Collected data entries:
# # #

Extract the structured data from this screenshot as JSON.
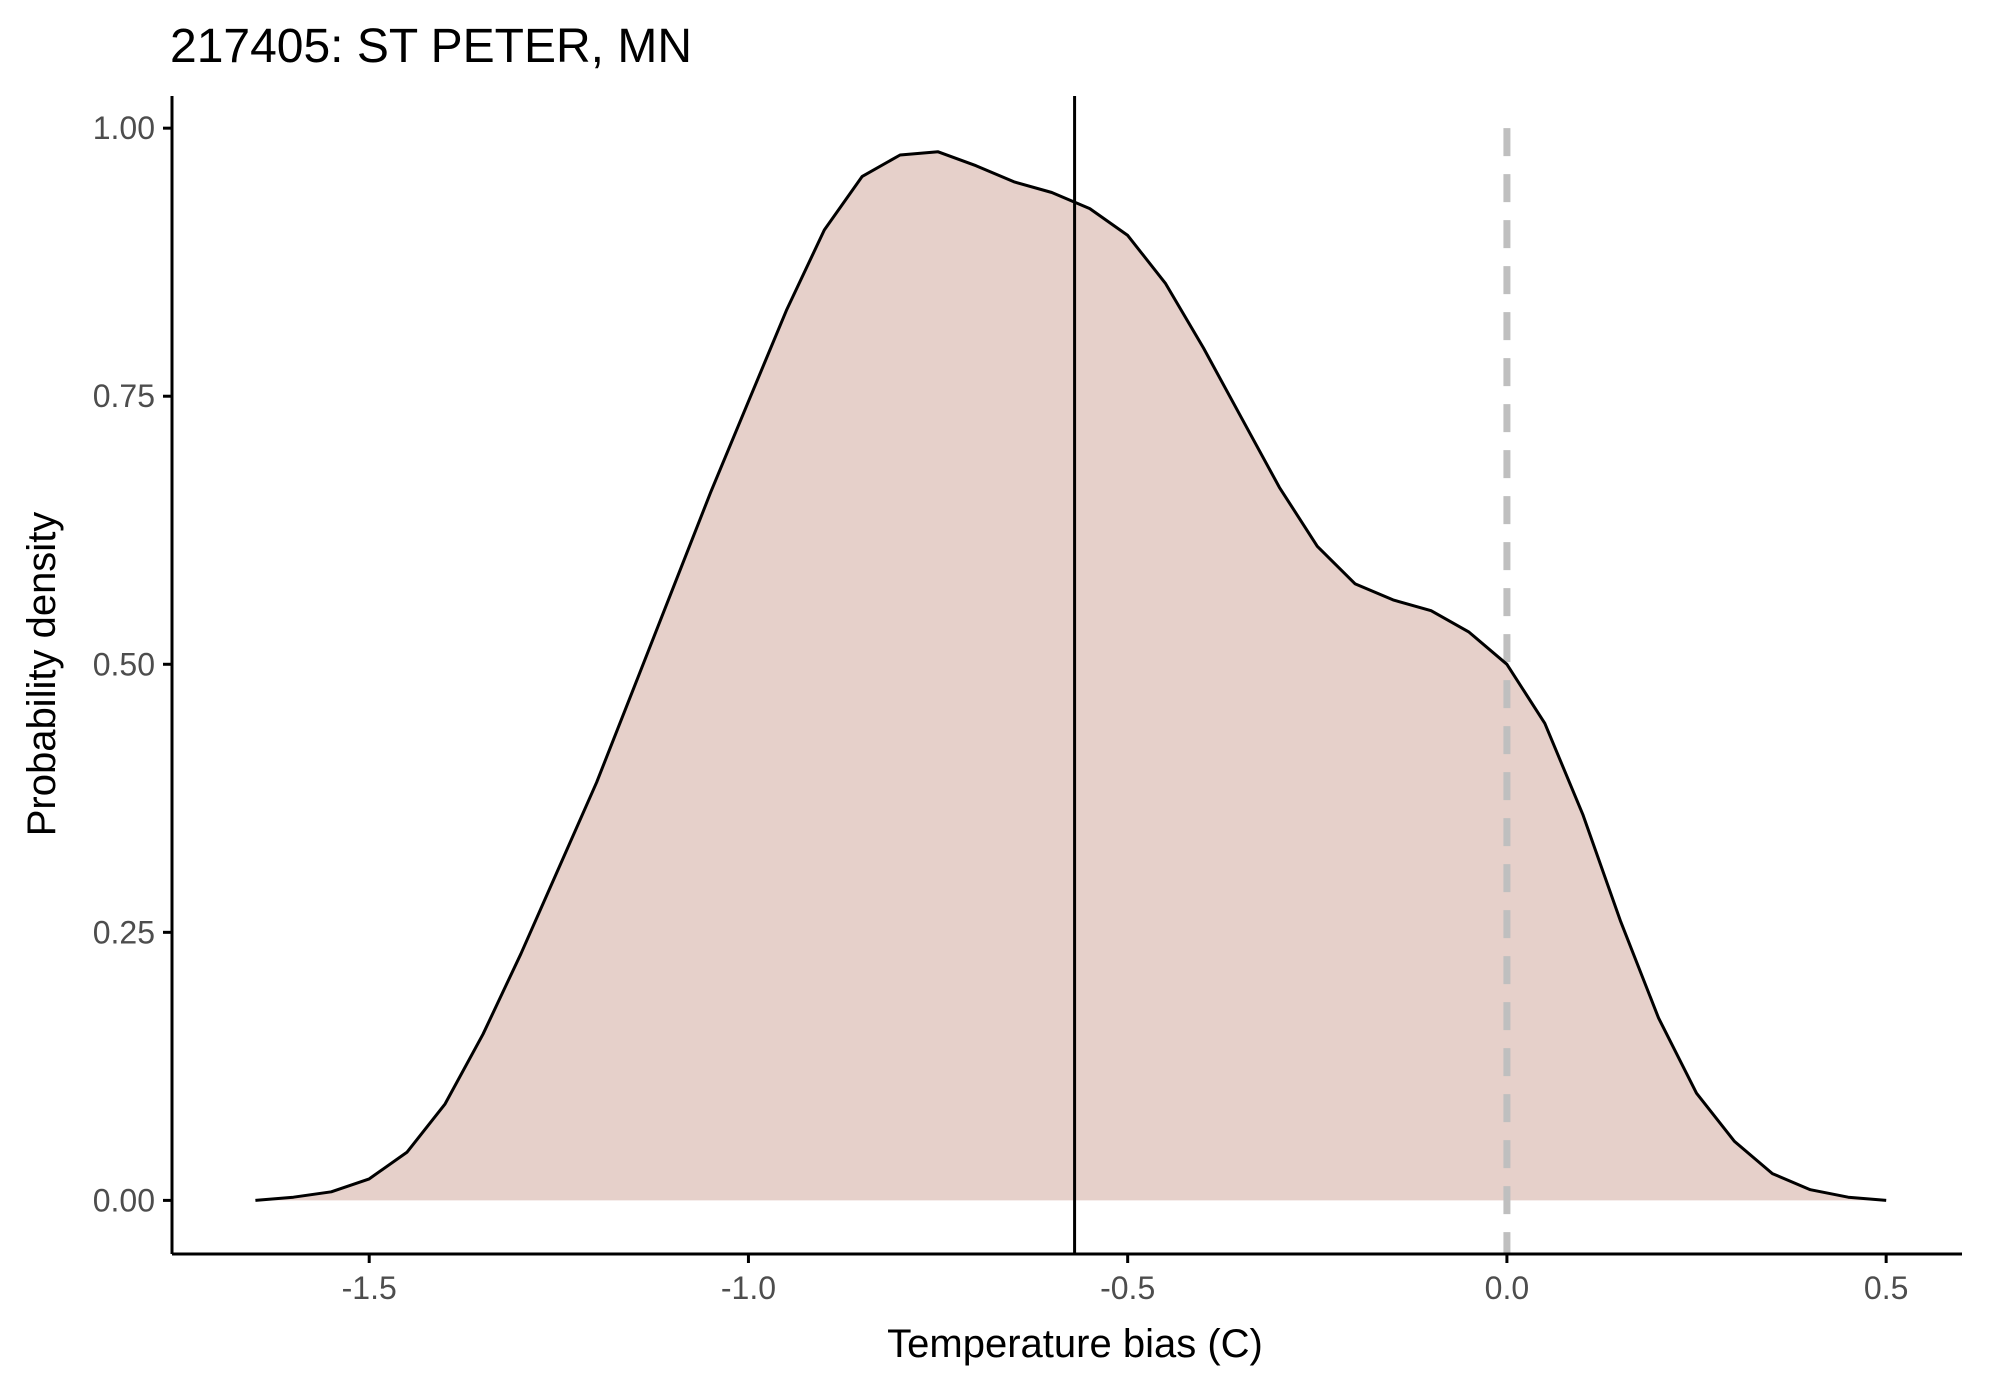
{
  "chart_data": {
    "type": "area",
    "title": "217405: ST PETER, MN",
    "xlabel": "Temperature bias (C)",
    "ylabel": "Probability density",
    "xlim": [
      -1.76,
      0.6
    ],
    "ylim": [
      -0.05,
      1.03
    ],
    "x_ticks": [
      -1.5,
      -1.0,
      -0.5,
      0.0,
      0.5
    ],
    "x_tick_labels": [
      "-1.5",
      "-1.0",
      "-0.5",
      "0.0",
      "0.5"
    ],
    "y_ticks": [
      0.0,
      0.25,
      0.5,
      0.75,
      1.0
    ],
    "y_tick_labels": [
      "0.00",
      "0.25",
      "0.50",
      "0.75",
      "1.00"
    ],
    "grid": false,
    "legend": "none",
    "fill_color": "#e6d0ca",
    "line_color": "#000000",
    "reference_lines": [
      {
        "x": -0.57,
        "style": "solid",
        "color": "#000000"
      },
      {
        "x": 0.0,
        "style": "dashed",
        "color": "#bfbfbf"
      }
    ],
    "series": [
      {
        "x": [
          -1.65,
          -1.6,
          -1.55,
          -1.5,
          -1.45,
          -1.4,
          -1.35,
          -1.3,
          -1.25,
          -1.2,
          -1.15,
          -1.1,
          -1.05,
          -1.0,
          -0.95,
          -0.9,
          -0.85,
          -0.8,
          -0.75,
          -0.7,
          -0.65,
          -0.6,
          -0.55,
          -0.5,
          -0.45,
          -0.4,
          -0.35,
          -0.3,
          -0.25,
          -0.2,
          -0.15,
          -0.1,
          -0.05,
          0.0,
          0.05,
          0.1,
          0.15,
          0.2,
          0.25,
          0.3,
          0.35,
          0.4,
          0.45,
          0.5
        ],
        "y": [
          0.0,
          0.003,
          0.008,
          0.02,
          0.045,
          0.09,
          0.155,
          0.23,
          0.31,
          0.39,
          0.48,
          0.57,
          0.66,
          0.745,
          0.83,
          0.905,
          0.955,
          0.975,
          0.978,
          0.965,
          0.95,
          0.94,
          0.925,
          0.9,
          0.855,
          0.795,
          0.73,
          0.665,
          0.61,
          0.575,
          0.56,
          0.55,
          0.53,
          0.5,
          0.445,
          0.36,
          0.26,
          0.17,
          0.1,
          0.055,
          0.025,
          0.01,
          0.003,
          0.0
        ]
      }
    ]
  }
}
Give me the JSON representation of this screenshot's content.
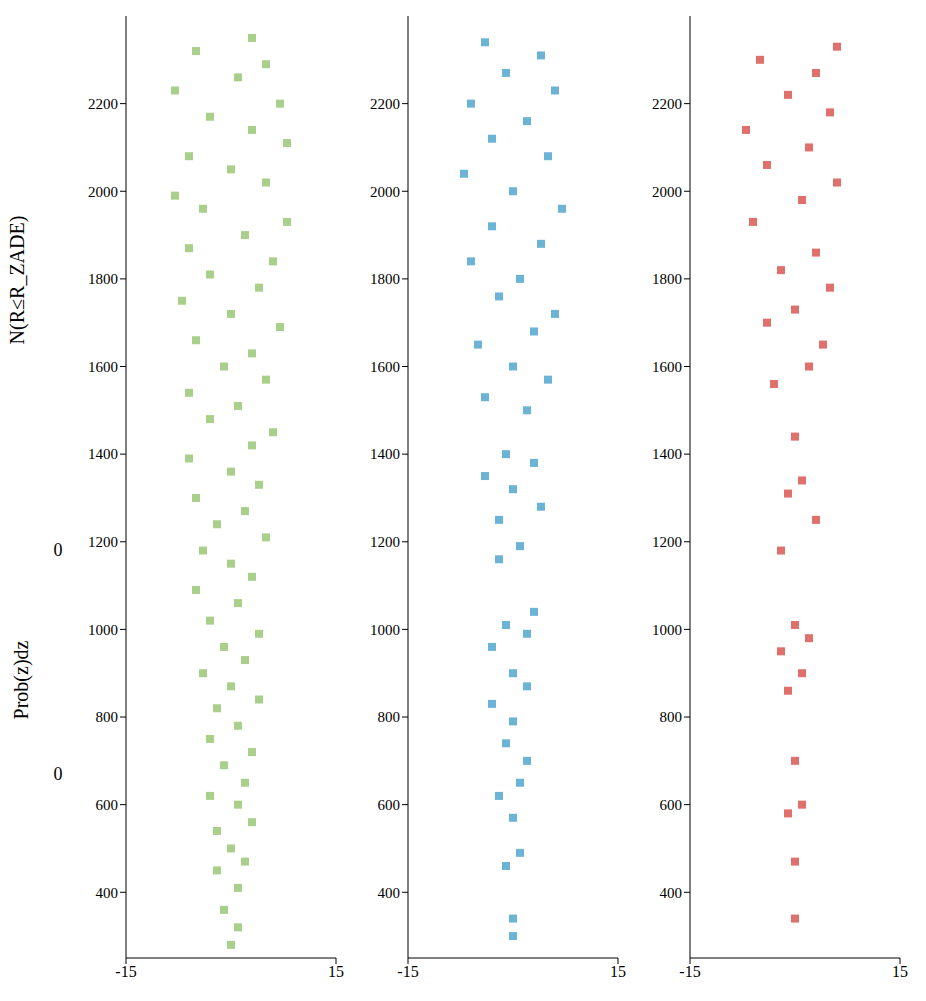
{
  "chart_data": [
    {
      "type": "scatter",
      "ylabel": "N(R≤R_ZADE)",
      "annotations": [
        "0",
        "Prob(z)dz",
        "0"
      ],
      "color": "#8cc063",
      "xlim": [
        -15,
        15
      ],
      "xticks": [
        -15,
        15
      ],
      "ylim": [
        250,
        2400
      ],
      "yticks": [
        400,
        600,
        800,
        1000,
        1200,
        1400,
        1600,
        1800,
        2000,
        2200
      ],
      "x": [
        0,
        1,
        -1,
        1,
        -2,
        2,
        0,
        -2,
        3,
        1,
        -3,
        2,
        -1,
        3,
        -3,
        1,
        -2,
        4,
        0,
        -4,
        2,
        -1,
        4,
        -3,
        1,
        -5,
        3,
        0,
        -4,
        5,
        -2,
        2,
        -5,
        4,
        0,
        -6,
        3,
        6,
        -3,
        1,
        -6,
        5,
        -1,
        3,
        -5,
        7,
        0,
        -7,
        4,
        -3,
        6,
        -6,
        2,
        8,
        -4,
        -8,
        5,
        0,
        -6,
        8,
        3,
        -3,
        7,
        -8,
        1,
        5,
        -5,
        3
      ],
      "values": [
        280,
        320,
        360,
        410,
        450,
        470,
        500,
        540,
        560,
        600,
        620,
        650,
        690,
        720,
        750,
        780,
        820,
        840,
        870,
        900,
        930,
        960,
        990,
        1020,
        1060,
        1090,
        1120,
        1150,
        1180,
        1210,
        1240,
        1270,
        1300,
        1330,
        1360,
        1390,
        1420,
        1450,
        1480,
        1510,
        1540,
        1570,
        1600,
        1630,
        1660,
        1690,
        1720,
        1750,
        1780,
        1810,
        1840,
        1870,
        1900,
        1930,
        1960,
        1990,
        2020,
        2050,
        2080,
        2110,
        2140,
        2170,
        2200,
        2230,
        2260,
        2290,
        2320,
        2350
      ]
    },
    {
      "type": "scatter",
      "color": "#3a9bc8",
      "xlim": [
        -15,
        15
      ],
      "xticks": [
        -15,
        15
      ],
      "ylim": [
        250,
        2400
      ],
      "yticks": [
        400,
        600,
        800,
        1000,
        1200,
        1400,
        1600,
        1800,
        2000,
        2200
      ],
      "x": [
        0,
        0,
        -1,
        1,
        0,
        -2,
        1,
        2,
        -1,
        0,
        -3,
        2,
        0,
        -3,
        2,
        -1,
        3,
        -2,
        1,
        -2,
        4,
        0,
        -4,
        3,
        -1,
        2,
        -4,
        5,
        0,
        -5,
        3,
        6,
        -2,
        1,
        -6,
        4,
        -3,
        7,
        0,
        -7,
        5,
        -3,
        2,
        -6,
        6,
        -1,
        4,
        -4
      ],
      "values": [
        300,
        340,
        460,
        490,
        570,
        620,
        650,
        700,
        740,
        790,
        830,
        870,
        900,
        960,
        990,
        1010,
        1040,
        1160,
        1190,
        1250,
        1280,
        1320,
        1350,
        1380,
        1400,
        1500,
        1530,
        1570,
        1600,
        1650,
        1680,
        1720,
        1760,
        1800,
        1840,
        1880,
        1920,
        1960,
        2000,
        2040,
        2080,
        2120,
        2160,
        2200,
        2230,
        2270,
        2310,
        2340
      ]
    },
    {
      "type": "scatter",
      "color": "#d6403a",
      "xlim": [
        -15,
        15
      ],
      "xticks": [
        -15,
        15
      ],
      "ylim": [
        250,
        2400
      ],
      "yticks": [
        400,
        600,
        800,
        1000,
        1200,
        1400,
        1600,
        1800,
        2000,
        2200
      ],
      "x": [
        0,
        0,
        -1,
        1,
        0,
        -1,
        1,
        -2,
        2,
        0,
        -2,
        3,
        -1,
        1,
        0,
        -3,
        2,
        4,
        -4,
        0,
        5,
        -2,
        3,
        -6,
        1,
        6,
        -4,
        2,
        -7,
        5,
        -1,
        3,
        -5,
        6
      ],
      "values": [
        340,
        470,
        580,
        600,
        700,
        860,
        900,
        950,
        980,
        1010,
        1180,
        1250,
        1310,
        1340,
        1440,
        1560,
        1600,
        1650,
        1700,
        1730,
        1780,
        1820,
        1860,
        1930,
        1980,
        2020,
        2060,
        2100,
        2140,
        2180,
        2220,
        2270,
        2300,
        2330
      ]
    }
  ]
}
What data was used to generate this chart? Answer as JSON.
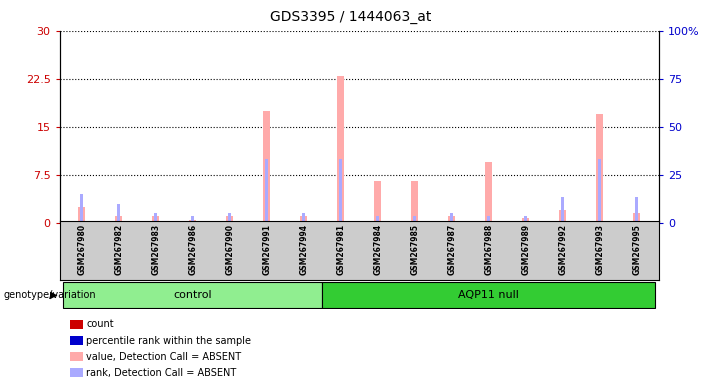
{
  "title": "GDS3395 / 1444063_at",
  "samples": [
    "GSM267980",
    "GSM267982",
    "GSM267983",
    "GSM267986",
    "GSM267990",
    "GSM267991",
    "GSM267994",
    "GSM267981",
    "GSM267984",
    "GSM267985",
    "GSM267987",
    "GSM267988",
    "GSM267989",
    "GSM267992",
    "GSM267993",
    "GSM267995"
  ],
  "groups": {
    "control": [
      "GSM267980",
      "GSM267982",
      "GSM267983",
      "GSM267986",
      "GSM267990",
      "GSM267991",
      "GSM267994"
    ],
    "AQP11 null": [
      "GSM267981",
      "GSM267984",
      "GSM267985",
      "GSM267987",
      "GSM267988",
      "GSM267989",
      "GSM267992",
      "GSM267993",
      "GSM267995"
    ]
  },
  "value_absent": [
    2.5,
    1.0,
    1.0,
    0.5,
    1.0,
    17.5,
    1.0,
    23.0,
    6.5,
    6.5,
    1.0,
    9.5,
    0.8,
    2.0,
    17.0,
    1.5
  ],
  "rank_absent": [
    15.0,
    10.0,
    5.0,
    3.3,
    5.0,
    33.3,
    5.0,
    33.3,
    3.3,
    3.3,
    5.0,
    3.3,
    3.3,
    13.3,
    33.3,
    13.3
  ],
  "left_yaxis": {
    "min": 0,
    "max": 30,
    "ticks": [
      0,
      7.5,
      15,
      22.5,
      30
    ],
    "color": "#cc0000"
  },
  "right_yaxis": {
    "min": 0,
    "max": 100,
    "ticks": [
      0,
      25,
      50,
      75,
      100
    ],
    "color": "#0000cc"
  },
  "bar_color_value_absent": "#ffaaaa",
  "bar_color_rank_absent": "#aaaaff",
  "bar_color_count": "#cc0000",
  "bar_color_percentile": "#0000cc",
  "group_control_color": "#90ee90",
  "group_aqp11_color": "#33cc33",
  "bar_width": 0.18,
  "legend_items": [
    {
      "label": "count",
      "color": "#cc0000"
    },
    {
      "label": "percentile rank within the sample",
      "color": "#0000cc"
    },
    {
      "label": "value, Detection Call = ABSENT",
      "color": "#ffaaaa"
    },
    {
      "label": "rank, Detection Call = ABSENT",
      "color": "#aaaaff"
    }
  ]
}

# # #

[REQUIREMENT]
Of all the lines above, how many contain the word "ylabel"? Answer with only the number.

[SOLVED EXERCISE]
2